[Source data]

start

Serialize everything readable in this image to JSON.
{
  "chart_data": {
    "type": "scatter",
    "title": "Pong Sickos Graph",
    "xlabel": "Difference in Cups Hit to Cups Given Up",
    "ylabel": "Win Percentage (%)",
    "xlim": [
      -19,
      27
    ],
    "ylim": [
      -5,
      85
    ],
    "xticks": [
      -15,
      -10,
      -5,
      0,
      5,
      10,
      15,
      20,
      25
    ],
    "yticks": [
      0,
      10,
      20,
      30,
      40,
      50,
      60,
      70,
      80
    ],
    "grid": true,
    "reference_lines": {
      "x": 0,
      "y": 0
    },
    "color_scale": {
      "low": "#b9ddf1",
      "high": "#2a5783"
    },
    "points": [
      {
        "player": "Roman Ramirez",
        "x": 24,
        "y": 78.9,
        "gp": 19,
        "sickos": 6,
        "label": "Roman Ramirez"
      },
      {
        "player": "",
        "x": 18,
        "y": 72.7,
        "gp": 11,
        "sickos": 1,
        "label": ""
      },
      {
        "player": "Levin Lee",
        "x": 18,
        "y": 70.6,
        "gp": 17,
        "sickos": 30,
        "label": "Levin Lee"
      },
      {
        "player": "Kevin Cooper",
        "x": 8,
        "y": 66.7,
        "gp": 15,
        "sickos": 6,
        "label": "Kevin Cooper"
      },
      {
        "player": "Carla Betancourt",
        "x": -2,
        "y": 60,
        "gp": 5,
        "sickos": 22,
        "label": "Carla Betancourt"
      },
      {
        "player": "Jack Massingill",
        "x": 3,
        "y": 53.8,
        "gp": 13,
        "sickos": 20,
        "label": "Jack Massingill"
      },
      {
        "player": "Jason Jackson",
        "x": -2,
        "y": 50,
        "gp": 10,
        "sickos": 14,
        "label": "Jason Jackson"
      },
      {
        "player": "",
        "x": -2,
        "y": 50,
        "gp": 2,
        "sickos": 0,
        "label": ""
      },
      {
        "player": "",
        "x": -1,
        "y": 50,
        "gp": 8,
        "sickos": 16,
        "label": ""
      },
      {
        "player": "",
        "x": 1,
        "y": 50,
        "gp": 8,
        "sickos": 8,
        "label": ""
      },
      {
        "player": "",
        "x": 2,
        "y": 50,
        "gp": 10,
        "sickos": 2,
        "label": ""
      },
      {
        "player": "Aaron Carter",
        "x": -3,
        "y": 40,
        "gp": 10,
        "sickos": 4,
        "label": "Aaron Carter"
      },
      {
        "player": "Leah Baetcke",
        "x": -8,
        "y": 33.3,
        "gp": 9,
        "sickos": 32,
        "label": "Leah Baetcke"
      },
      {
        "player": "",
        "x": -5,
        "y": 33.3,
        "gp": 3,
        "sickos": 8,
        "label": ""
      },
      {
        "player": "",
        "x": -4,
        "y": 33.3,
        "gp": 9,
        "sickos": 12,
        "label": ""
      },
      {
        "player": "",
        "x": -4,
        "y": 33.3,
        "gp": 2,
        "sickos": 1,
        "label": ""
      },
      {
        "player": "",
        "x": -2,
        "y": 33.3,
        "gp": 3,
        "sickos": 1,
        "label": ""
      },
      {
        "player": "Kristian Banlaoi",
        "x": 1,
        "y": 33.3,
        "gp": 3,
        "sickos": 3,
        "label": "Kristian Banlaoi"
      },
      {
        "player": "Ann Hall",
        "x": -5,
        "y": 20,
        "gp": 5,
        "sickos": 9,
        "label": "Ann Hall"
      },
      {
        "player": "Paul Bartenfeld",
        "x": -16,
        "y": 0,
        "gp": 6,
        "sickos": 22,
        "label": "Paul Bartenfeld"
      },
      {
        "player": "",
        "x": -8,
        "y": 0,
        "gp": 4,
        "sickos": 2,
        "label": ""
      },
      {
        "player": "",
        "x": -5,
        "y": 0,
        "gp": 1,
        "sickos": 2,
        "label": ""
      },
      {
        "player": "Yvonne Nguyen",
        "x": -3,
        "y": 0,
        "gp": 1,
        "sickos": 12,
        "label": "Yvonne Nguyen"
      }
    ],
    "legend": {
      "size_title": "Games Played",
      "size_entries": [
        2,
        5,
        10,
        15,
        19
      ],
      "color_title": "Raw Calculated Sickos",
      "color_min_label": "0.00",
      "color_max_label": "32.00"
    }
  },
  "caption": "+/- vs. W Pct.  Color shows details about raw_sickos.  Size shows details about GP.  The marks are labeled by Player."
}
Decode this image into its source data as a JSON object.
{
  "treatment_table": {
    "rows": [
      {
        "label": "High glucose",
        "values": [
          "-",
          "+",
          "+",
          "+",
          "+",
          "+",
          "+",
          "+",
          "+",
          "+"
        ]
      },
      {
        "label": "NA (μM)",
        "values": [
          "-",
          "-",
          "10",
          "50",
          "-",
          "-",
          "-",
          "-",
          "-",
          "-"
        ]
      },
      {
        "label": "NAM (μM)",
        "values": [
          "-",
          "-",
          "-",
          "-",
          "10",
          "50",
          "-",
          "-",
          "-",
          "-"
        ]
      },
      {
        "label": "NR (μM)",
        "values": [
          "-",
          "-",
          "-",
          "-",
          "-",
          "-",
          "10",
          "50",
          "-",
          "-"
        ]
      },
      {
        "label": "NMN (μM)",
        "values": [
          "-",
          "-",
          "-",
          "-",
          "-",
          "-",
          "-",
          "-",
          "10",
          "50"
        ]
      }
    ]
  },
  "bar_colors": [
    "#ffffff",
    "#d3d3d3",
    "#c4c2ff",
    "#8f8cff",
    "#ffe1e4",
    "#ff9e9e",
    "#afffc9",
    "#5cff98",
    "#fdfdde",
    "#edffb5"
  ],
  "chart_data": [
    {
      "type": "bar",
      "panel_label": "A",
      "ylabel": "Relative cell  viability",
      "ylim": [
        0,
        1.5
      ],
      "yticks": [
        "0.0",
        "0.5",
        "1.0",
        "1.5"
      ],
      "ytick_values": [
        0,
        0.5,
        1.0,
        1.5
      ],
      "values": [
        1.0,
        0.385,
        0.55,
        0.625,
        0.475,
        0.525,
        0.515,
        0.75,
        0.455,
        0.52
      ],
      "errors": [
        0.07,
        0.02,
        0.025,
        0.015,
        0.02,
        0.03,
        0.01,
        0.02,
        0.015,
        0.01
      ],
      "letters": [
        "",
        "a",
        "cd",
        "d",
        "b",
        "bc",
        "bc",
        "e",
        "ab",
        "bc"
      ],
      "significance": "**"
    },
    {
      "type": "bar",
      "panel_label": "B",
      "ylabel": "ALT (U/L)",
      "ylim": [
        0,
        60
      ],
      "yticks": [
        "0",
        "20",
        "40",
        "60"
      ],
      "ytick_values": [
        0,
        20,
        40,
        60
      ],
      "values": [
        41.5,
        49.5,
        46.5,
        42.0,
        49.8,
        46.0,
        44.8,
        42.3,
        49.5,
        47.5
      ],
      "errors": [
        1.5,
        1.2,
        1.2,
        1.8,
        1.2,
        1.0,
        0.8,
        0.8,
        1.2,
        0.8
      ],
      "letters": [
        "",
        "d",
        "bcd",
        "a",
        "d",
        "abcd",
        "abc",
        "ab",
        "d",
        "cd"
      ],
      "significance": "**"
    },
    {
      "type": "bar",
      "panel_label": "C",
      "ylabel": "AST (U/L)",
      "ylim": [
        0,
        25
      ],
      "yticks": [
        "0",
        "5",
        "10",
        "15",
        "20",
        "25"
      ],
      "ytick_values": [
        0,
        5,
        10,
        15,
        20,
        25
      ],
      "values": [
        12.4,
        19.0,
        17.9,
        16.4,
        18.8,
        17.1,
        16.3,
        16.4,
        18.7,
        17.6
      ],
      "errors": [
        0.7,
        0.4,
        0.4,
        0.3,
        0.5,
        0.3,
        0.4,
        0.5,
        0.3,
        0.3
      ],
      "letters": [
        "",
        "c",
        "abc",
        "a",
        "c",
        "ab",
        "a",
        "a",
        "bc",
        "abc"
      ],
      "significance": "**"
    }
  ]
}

end

**TO BE DONE:**
Find the word "Jackson" in the data and copy out each line where it turns up.

**OUTPUT FOR THIS TASK:**
        "player": "Jason Jackson",
        "label": "Jason Jackson"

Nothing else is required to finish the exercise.